%%

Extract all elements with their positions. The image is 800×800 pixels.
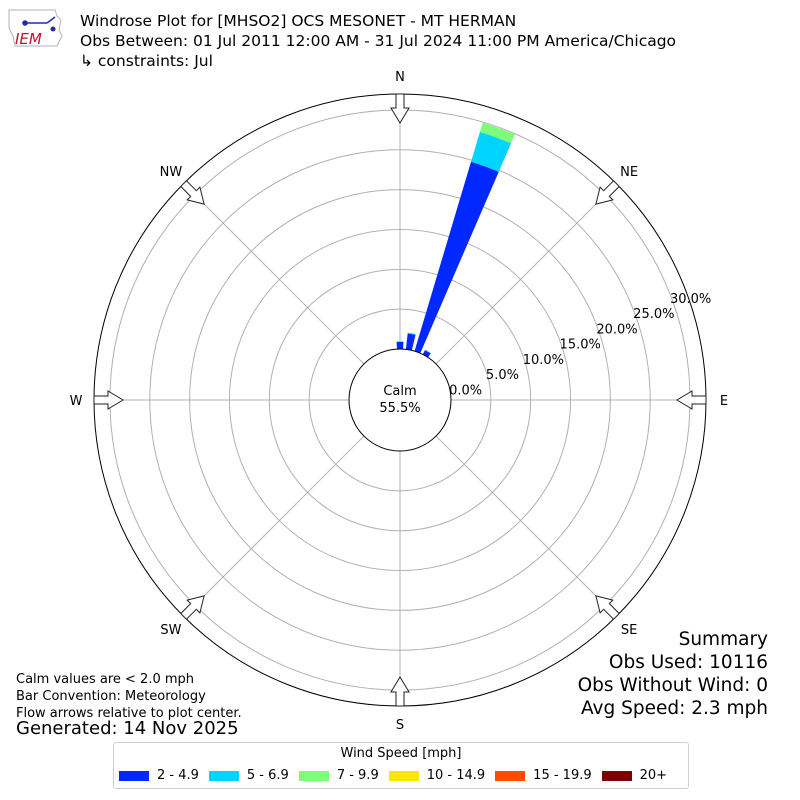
obs-without-wind: Obs Without Wind: 0 — [577, 675, 768, 696]
radial-tick-label: 25.0% — [633, 307, 674, 322]
rose-bar-segment — [396, 341, 404, 350]
legend-swatch — [298, 770, 329, 781]
grid-spoke — [183, 183, 365, 365]
calm-label: Calm — [383, 384, 416, 399]
legend-swatch — [388, 770, 419, 781]
radial-tick-label: 5.0% — [486, 368, 519, 383]
rose-bar-segment — [407, 332, 416, 335]
direction-label-ne: NE — [620, 165, 638, 180]
flow-arrows — [93, 93, 707, 707]
generated-date: Generated: 14 Nov 2025 — [16, 718, 239, 739]
flow-arrow-icon — [390, 676, 410, 707]
direction-label-nw: NW — [160, 165, 183, 180]
legend-items: 2 - 4.9 5 - 6.9 7 - 9.9 10 - 14.9 15 - 19.9 2… — [119, 768, 677, 783]
radial-tick-labels: 0.0% 5.0% 10.0%15.0%20.0%25.0%30.0% — [449, 292, 711, 398]
bar-convention: Bar Convention: Meteorology — [16, 689, 206, 704]
legend-swatch — [495, 770, 526, 781]
legend-label: 10 - 14.9 — [426, 768, 486, 783]
legend-swatch — [601, 770, 632, 781]
direction-label-se: SE — [621, 623, 637, 638]
avg-speed: Avg Speed: 2.3 mph — [580, 698, 768, 719]
direction-label-e: E — [720, 394, 728, 409]
flow-arrows-note: Flow arrows relative to plot center. — [16, 706, 242, 721]
legend-label: 5 - 6.9 — [246, 768, 289, 783]
constraints: ↳ constraints: Jul — [80, 52, 213, 70]
radial-tick-label: 15.0% — [560, 338, 601, 353]
grid-spoke — [435, 435, 617, 617]
rose-bar-segment — [405, 333, 416, 351]
direction-label-n: N — [395, 70, 405, 85]
obs-used: Obs Used: 10116 — [608, 652, 768, 673]
legend-label: 20+ — [639, 768, 668, 783]
radial-tick-label: 10.0% — [523, 353, 564, 368]
legend-item: 15 - 19.9 — [495, 768, 592, 783]
legend-item: 20+ — [601, 768, 668, 783]
legend-swatch — [119, 770, 149, 781]
plot-title: Windrose Plot for [MHSO2] OCS MESONET - … — [80, 12, 517, 30]
calm-note: Calm values are < 2.0 mph — [16, 672, 195, 687]
direction-label-sw: SW — [160, 623, 181, 638]
legend-item: 5 - 6.9 — [208, 768, 289, 783]
legend-item: 2 - 4.9 — [119, 768, 199, 783]
rose-bar-segment — [471, 131, 512, 172]
rose-bar-segment — [479, 122, 515, 144]
calm-percent: 55.5% — [379, 401, 420, 416]
direction-labels: N NE E SE S SW W NW — [70, 70, 729, 733]
flow-arrow-icon — [93, 390, 124, 410]
radial-tick-label: 20.0% — [596, 322, 637, 337]
legend-item: 7 - 9.9 — [298, 768, 379, 783]
notes: Calm values are < 2.0 mph Bar Convention… — [16, 671, 242, 722]
iem-logo: IEM — [8, 9, 63, 48]
flow-arrow-icon — [390, 93, 410, 124]
legend-title: Wind Speed [mph] — [340, 746, 462, 761]
summary-title: Summary — [678, 629, 768, 650]
calm-circle — [348, 348, 452, 452]
flow-arrow-icon — [676, 390, 707, 410]
legend: Wind Speed [mph] 2 - 4.9 5 - 6.9 7 - 9.9 10… — [113, 742, 689, 789]
legend-label: 2 - 4.9 — [157, 768, 199, 783]
flow-arrow-icon — [595, 180, 620, 205]
grid-spoke — [435, 183, 617, 365]
rose-bar-segment — [424, 349, 431, 354]
flow-arrow-icon — [180, 595, 205, 620]
rose-bars — [396, 122, 515, 358]
legend-item: 10 - 14.9 — [388, 768, 486, 783]
legend-swatch — [208, 770, 239, 781]
legend-label: 15 - 19.9 — [533, 768, 592, 783]
summary: Summary Obs Used: 10116 Obs Without Wind… — [578, 628, 768, 720]
direction-label-w: W — [70, 394, 83, 409]
rose-bar-segment — [407, 332, 416, 335]
rose-bar-segment — [414, 161, 499, 354]
flow-arrow-icon — [180, 180, 205, 205]
legend-label: 7 - 9.9 — [336, 768, 379, 783]
grid-spokes — [94, 94, 706, 706]
rose-bar-segment — [396, 341, 404, 342]
radial-tick-label: 30.0% — [670, 292, 711, 307]
radial-tick-label: 0.0% — [449, 383, 482, 398]
direction-label-s: S — [396, 718, 404, 733]
title-block: Windrose Plot for [MHSO2] OCS MESONET - … — [80, 11, 676, 71]
logo-text: IEM — [15, 30, 42, 48]
obs-between: Obs Between: 01 Jul 2011 12:00 AM - 31 J… — [80, 32, 677, 50]
grid-spoke — [183, 435, 365, 617]
flow-arrow-icon — [595, 595, 620, 620]
rose-bar-segment — [422, 350, 431, 358]
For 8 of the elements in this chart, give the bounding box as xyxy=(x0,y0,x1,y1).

%%

> **WHAT IS REQUIRED**: Reproduce all of the lines above verbatim, omitting the pictures from your answer.

> **TASK OUTPUT**:
Extract all elements with their positions. The image is 800×800 pixels.
obs-without-wind: Obs Without Wind: 0 — [577, 675, 768, 696]
radial-tick-label: 25.0% — [633, 307, 674, 322]
rose-bar-segment — [396, 341, 404, 350]
legend-swatch — [298, 770, 329, 781]
grid-spoke — [183, 183, 365, 365]
calm-label: Calm — [383, 384, 416, 399]
legend-swatch — [388, 770, 419, 781]
radial-tick-label: 5.0% — [486, 368, 519, 383]
rose-bar-segment — [407, 332, 416, 335]
direction-label-ne: NE — [620, 165, 638, 180]
flow-arrows — [93, 93, 707, 707]
generated-date: Generated: 14 Nov 2025 — [16, 718, 239, 739]
flow-arrow-icon — [390, 676, 410, 707]
direction-label-nw: NW — [160, 165, 183, 180]
legend-items: 2 - 4.9 5 - 6.9 7 - 9.9 10 - 14.9 15 - 19.9 2… — [119, 768, 677, 783]
radial-tick-labels: 0.0% 5.0% 10.0%15.0%20.0%25.0%30.0% — [449, 292, 711, 398]
bar-convention: Bar Convention: Meteorology — [16, 689, 206, 704]
legend-swatch — [495, 770, 526, 781]
legend-label: 10 - 14.9 — [426, 768, 486, 783]
legend-swatch — [601, 770, 632, 781]
direction-label-se: SE — [621, 623, 637, 638]
avg-speed: Avg Speed: 2.3 mph — [580, 698, 768, 719]
direction-label-e: E — [720, 394, 728, 409]
flow-arrows-note: Flow arrows relative to plot center. — [16, 706, 242, 721]
legend-label: 5 - 6.9 — [246, 768, 289, 783]
constraints: ↳ constraints: Jul — [80, 52, 213, 70]
radial-tick-label: 15.0% — [560, 338, 601, 353]
grid-spoke — [435, 435, 617, 617]
rose-bar-segment — [405, 333, 416, 351]
direction-label-n: N — [395, 70, 405, 85]
obs-used: Obs Used: 10116 — [608, 652, 768, 673]
legend-label: 20+ — [639, 768, 668, 783]
radial-tick-label: 10.0% — [523, 353, 564, 368]
legend-item: 15 - 19.9 — [495, 768, 592, 783]
legend-item: 20+ — [601, 768, 668, 783]
legend-swatch — [119, 770, 149, 781]
plot-title: Windrose Plot for [MHSO2] OCS MESONET - … — [80, 12, 517, 30]
calm-note: Calm values are < 2.0 mph — [16, 672, 195, 687]
direction-label-sw: SW — [160, 623, 181, 638]
legend-item: 5 - 6.9 — [208, 768, 289, 783]
legend-item: 2 - 4.9 — [119, 768, 199, 783]
rose-bar-segment — [471, 131, 512, 172]
rose-bar-segment — [479, 122, 515, 144]
calm-percent: 55.5% — [379, 401, 420, 416]
direction-labels: N NE E SE S SW W NW — [70, 70, 729, 733]
flow-arrow-icon — [93, 390, 124, 410]
radial-tick-label: 20.0% — [596, 322, 637, 337]
legend-item: 7 - 9.9 — [298, 768, 379, 783]
notes: Calm values are < 2.0 mph Bar Convention… — [16, 671, 242, 722]
iem-logo: IEM — [8, 9, 63, 48]
flow-arrow-icon — [390, 93, 410, 124]
legend-title: Wind Speed [mph] — [340, 746, 462, 761]
summary-title: Summary — [678, 629, 768, 650]
calm-circle — [348, 348, 452, 452]
flow-arrow-icon — [676, 390, 707, 410]
legend: Wind Speed [mph] 2 - 4.9 5 - 6.9 7 - 9.9 10… — [113, 742, 689, 789]
legend-label: 2 - 4.9 — [157, 768, 199, 783]
flow-arrow-icon — [595, 180, 620, 205]
grid-spoke — [435, 183, 617, 365]
rose-bar-segment — [424, 349, 431, 354]
flow-arrow-icon — [180, 595, 205, 620]
rose-bars — [396, 122, 515, 358]
legend-item: 10 - 14.9 — [388, 768, 486, 783]
legend-swatch — [208, 770, 239, 781]
legend-label: 15 - 19.9 — [533, 768, 592, 783]
summary: Summary Obs Used: 10116 Obs Without Wind… — [578, 628, 768, 720]
direction-label-w: W — [70, 394, 83, 409]
rose-bar-segment — [407, 332, 416, 335]
rose-bar-segment — [414, 161, 499, 354]
flow-arrow-icon — [180, 180, 205, 205]
legend-label: 7 - 9.9 — [336, 768, 379, 783]
grid-spokes — [94, 94, 706, 706]
rose-bar-segment — [396, 341, 404, 342]
radial-tick-label: 30.0% — [670, 292, 711, 307]
radial-tick-label: 0.0% — [449, 383, 482, 398]
direction-label-s: S — [396, 718, 404, 733]
title-block: Windrose Plot for [MHSO2] OCS MESONET - … — [80, 11, 676, 71]
logo-text: IEM — [15, 30, 42, 48]
obs-between: Obs Between: 01 Jul 2011 12:00 AM - 31 J… — [80, 32, 677, 50]
grid-spoke — [183, 435, 365, 617]
flow-arrow-icon — [595, 595, 620, 620]
rose-bar-segment — [422, 350, 431, 358]
For 8 of the elements in this chart, give the bounding box as xyxy=(x0,y0,x1,y1).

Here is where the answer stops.